Check each line of the material. Copy those containing "service".

═══ Data to use

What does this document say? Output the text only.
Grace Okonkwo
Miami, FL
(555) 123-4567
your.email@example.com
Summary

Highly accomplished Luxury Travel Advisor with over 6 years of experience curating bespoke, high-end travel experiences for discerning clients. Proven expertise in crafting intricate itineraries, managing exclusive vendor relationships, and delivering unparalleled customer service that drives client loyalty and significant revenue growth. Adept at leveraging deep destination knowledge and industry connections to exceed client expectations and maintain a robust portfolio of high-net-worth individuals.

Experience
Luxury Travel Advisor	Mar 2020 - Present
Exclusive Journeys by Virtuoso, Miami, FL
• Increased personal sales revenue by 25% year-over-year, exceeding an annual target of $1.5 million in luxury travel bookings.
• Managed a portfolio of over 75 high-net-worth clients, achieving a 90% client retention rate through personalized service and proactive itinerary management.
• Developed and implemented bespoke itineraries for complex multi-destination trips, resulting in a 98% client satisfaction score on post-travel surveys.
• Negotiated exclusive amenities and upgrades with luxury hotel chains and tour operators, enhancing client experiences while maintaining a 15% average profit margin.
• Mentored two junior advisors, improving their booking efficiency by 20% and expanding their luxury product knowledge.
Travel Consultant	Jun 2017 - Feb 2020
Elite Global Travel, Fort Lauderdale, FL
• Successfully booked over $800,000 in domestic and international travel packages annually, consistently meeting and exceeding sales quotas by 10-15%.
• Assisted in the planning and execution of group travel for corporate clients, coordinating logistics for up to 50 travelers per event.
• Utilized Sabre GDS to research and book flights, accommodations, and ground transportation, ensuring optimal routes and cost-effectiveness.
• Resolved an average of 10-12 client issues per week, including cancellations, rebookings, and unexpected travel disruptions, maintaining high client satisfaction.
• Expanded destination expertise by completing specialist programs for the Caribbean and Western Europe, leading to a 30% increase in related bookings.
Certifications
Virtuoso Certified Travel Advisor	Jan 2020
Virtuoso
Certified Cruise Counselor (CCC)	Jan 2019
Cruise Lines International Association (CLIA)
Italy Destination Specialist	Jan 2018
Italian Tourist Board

══════
═══ Data to use

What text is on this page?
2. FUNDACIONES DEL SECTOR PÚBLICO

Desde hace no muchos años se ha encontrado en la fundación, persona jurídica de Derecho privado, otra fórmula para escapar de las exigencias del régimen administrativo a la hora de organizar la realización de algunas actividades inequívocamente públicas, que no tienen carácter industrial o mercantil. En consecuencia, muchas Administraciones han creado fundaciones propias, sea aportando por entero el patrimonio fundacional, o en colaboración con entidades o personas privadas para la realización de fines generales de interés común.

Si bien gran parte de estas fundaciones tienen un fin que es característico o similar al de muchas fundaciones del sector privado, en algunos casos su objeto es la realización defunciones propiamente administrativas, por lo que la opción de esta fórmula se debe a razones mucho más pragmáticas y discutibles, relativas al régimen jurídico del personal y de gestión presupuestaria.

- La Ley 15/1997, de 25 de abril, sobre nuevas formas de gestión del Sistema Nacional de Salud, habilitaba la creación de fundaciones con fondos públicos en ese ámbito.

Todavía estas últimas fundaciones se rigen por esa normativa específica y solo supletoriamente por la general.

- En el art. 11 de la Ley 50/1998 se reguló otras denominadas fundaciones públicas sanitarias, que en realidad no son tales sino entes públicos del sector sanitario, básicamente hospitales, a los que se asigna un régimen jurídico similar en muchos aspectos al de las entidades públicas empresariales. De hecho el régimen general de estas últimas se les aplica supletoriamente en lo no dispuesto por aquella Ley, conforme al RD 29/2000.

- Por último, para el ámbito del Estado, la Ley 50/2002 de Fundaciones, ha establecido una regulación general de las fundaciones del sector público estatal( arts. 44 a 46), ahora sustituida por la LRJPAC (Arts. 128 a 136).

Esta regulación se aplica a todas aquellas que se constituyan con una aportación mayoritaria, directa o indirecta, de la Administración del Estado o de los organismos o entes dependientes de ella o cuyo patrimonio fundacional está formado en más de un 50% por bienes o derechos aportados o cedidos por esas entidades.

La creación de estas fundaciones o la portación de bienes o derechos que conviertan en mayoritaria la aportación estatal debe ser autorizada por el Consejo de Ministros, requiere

══════

● **Complete output**
Highly accomplished Luxury Travel Advisor with over 6 years of experience curating bespoke, high-end travel experiences for discerning clients. Proven expertise in crafting intricate itineraries, managing exclusive vendor relationships, and delivering unparalleled customer service that drives client loyalty and significant revenue growth. Adept at leveraging deep destination knowledge and industry connections to exceed client expectations and maintain a robust portfolio of high-net-worth individuals.
• Managed a portfolio of over 75 high-net-worth clients, achieving a 90% client retention rate through personalized service and proactive itinerary management.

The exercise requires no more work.